━━ STORED DATA
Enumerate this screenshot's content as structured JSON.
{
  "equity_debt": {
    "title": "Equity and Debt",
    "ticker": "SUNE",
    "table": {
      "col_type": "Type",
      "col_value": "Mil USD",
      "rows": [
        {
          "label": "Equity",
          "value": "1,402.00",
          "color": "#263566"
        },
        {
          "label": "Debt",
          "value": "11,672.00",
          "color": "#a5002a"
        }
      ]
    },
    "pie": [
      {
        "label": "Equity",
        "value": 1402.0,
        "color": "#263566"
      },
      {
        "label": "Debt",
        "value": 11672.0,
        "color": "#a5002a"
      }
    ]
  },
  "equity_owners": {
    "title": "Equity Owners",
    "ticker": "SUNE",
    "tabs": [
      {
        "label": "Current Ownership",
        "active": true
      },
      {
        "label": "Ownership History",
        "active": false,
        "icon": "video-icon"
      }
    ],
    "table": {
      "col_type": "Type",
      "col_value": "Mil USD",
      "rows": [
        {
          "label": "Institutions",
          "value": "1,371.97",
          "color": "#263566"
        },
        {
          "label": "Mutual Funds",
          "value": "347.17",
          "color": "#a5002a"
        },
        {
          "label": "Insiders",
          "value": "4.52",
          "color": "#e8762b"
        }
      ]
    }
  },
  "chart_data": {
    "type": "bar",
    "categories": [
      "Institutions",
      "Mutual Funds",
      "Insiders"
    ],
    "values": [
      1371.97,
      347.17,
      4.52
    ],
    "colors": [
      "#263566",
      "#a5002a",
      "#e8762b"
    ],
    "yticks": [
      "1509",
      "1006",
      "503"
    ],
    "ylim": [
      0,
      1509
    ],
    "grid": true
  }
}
━━━━
WHAT TO WORK ON: Write out every line of the entries that holds the word "label".

EXERCISE RESULT:
          "label": "Equity",
          "label": "Debt",
        "label": "Equity",
        "label": "Debt",
        "label": "Current Ownership",
        "label": "Ownership History",
          "label": "Institutions",
          "label": "Mutual Funds",
          "label": "Insiders",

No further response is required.